▶ Task description
Can you give all the records again without altering a single character?

▶ Supplied records
━━━━━━━━

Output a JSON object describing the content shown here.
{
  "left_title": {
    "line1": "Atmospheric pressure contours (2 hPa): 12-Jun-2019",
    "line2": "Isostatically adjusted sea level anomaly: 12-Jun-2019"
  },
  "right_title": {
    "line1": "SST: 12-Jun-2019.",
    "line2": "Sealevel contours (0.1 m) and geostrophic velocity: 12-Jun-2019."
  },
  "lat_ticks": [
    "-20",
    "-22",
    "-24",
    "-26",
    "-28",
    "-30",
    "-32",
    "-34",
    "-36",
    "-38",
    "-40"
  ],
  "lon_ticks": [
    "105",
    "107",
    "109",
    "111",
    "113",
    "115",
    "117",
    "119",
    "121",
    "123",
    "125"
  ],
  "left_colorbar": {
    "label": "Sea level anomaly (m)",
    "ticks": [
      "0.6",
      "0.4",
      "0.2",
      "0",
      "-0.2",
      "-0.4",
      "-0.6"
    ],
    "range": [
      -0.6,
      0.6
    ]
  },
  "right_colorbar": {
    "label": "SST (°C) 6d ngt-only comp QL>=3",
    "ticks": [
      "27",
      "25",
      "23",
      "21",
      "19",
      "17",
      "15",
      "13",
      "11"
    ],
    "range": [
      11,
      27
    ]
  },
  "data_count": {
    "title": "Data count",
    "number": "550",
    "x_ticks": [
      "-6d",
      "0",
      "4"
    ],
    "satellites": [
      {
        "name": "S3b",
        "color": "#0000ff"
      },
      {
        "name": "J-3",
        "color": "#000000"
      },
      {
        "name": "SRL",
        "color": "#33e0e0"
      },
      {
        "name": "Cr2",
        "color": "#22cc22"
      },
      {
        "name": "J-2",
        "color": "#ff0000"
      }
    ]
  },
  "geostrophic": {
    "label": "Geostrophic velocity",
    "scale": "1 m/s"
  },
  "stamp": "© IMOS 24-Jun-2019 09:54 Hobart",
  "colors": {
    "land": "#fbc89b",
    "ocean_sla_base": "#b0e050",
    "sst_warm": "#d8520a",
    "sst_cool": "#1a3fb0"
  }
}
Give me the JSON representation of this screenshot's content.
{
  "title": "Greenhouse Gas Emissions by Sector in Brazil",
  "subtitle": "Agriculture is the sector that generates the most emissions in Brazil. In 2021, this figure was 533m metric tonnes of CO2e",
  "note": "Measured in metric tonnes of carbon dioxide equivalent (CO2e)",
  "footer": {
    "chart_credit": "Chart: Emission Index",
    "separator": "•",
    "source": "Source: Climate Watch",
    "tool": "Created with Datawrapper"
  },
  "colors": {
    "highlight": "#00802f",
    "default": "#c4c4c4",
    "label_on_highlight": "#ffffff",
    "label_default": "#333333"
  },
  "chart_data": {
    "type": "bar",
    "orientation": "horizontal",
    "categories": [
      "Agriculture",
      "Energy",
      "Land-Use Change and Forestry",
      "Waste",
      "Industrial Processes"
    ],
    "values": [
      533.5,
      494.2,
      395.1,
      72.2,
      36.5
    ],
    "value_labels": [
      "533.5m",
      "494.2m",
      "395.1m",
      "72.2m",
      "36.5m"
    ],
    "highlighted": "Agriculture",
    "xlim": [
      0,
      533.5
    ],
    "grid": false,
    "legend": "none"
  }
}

━━━━━━━━

▶ Result of the exercise
Output a JSON object describing the content shown here.
{
  "left_title": {
    "line1": "Atmospheric pressure contours (2 hPa): 12-Jun-2019",
    "line2": "Isostatically adjusted sea level anomaly: 12-Jun-2019"
  },
  "right_title": {
    "line1": "SST: 12-Jun-2019.",
    "line2": "Sealevel contours (0.1 m) and geostrophic velocity: 12-Jun-2019."
  },
  "lat_ticks": [
    "-20",
    "-22",
    "-24",
    "-26",
    "-28",
    "-30",
    "-32",
    "-34",
    "-36",
    "-38",
    "-40"
  ],
  "lon_ticks": [
    "105",
    "107",
    "109",
    "111",
    "113",
    "115",
    "117",
    "119",
    "121",
    "123",
    "125"
  ],
  "left_colorbar": {
    "label": "Sea level anomaly (m)",
    "ticks": [
      "0.6",
      "0.4",
      "0.2",
      "0",
      "-0.2",
      "-0.4",
      "-0.6"
    ],
    "range": [
      -0.6,
      0.6
    ]
  },
  "right_colorbar": {
    "label": "SST (°C) 6d ngt-only comp QL>=3",
    "ticks": [
      "27",
      "25",
      "23",
      "21",
      "19",
      "17",
      "15",
      "13",
      "11"
    ],
    "range": [
      11,
      27
    ]
  },
  "data_count": {
    "title": "Data count",
    "number": "550",
    "x_ticks": [
      "-6d",
      "0",
      "4"
    ],
    "satellites": [
      {
        "name": "S3b",
        "color": "#0000ff"
      },
      {
        "name": "J-3",
        "color": "#000000"
      },
      {
        "name": "SRL",
        "color": "#33e0e0"
      },
      {
        "name": "Cr2",
        "color": "#22cc22"
      },
      {
        "name": "J-2",
        "color": "#ff0000"
      }
    ]
  },
  "geostrophic": {
    "label": "Geostrophic velocity",
    "scale": "1 m/s"
  },
  "stamp": "© IMOS 24-Jun-2019 09:54 Hobart",
  "colors": {
    "land": "#fbc89b",
    "ocean_sla_base": "#b0e050",
    "sst_warm": "#d8520a",
    "sst_cool": "#1a3fb0"
  }
}
Give me the JSON representation of this screenshot's content.
{
  "title": "Greenhouse Gas Emissions by Sector in Brazil",
  "subtitle": "Agriculture is the sector that generates the most emissions in Brazil. In 2021, this figure was 533m metric tonnes of CO2e",
  "note": "Measured in metric tonnes of carbon dioxide equivalent (CO2e)",
  "footer": {
    "chart_credit": "Chart: Emission Index",
    "separator": "•",
    "source": "Source: Climate Watch",
    "tool": "Created with Datawrapper"
  },
  "colors": {
    "highlight": "#00802f",
    "default": "#c4c4c4",
    "label_on_highlight": "#ffffff",
    "label_default": "#333333"
  },
  "chart_data": {
    "type": "bar",
    "orientation": "horizontal",
    "categories": [
      "Agriculture",
      "Energy",
      "Land-Use Change and Forestry",
      "Waste",
      "Industrial Processes"
    ],
    "values": [
      533.5,
      494.2,
      395.1,
      72.2,
      36.5
    ],
    "value_labels": [
      "533.5m",
      "494.2m",
      "395.1m",
      "72.2m",
      "36.5m"
    ],
    "highlighted": "Agriculture",
    "xlim": [
      0,
      533.5
    ],
    "grid": false,
    "legend": "none"
  }
}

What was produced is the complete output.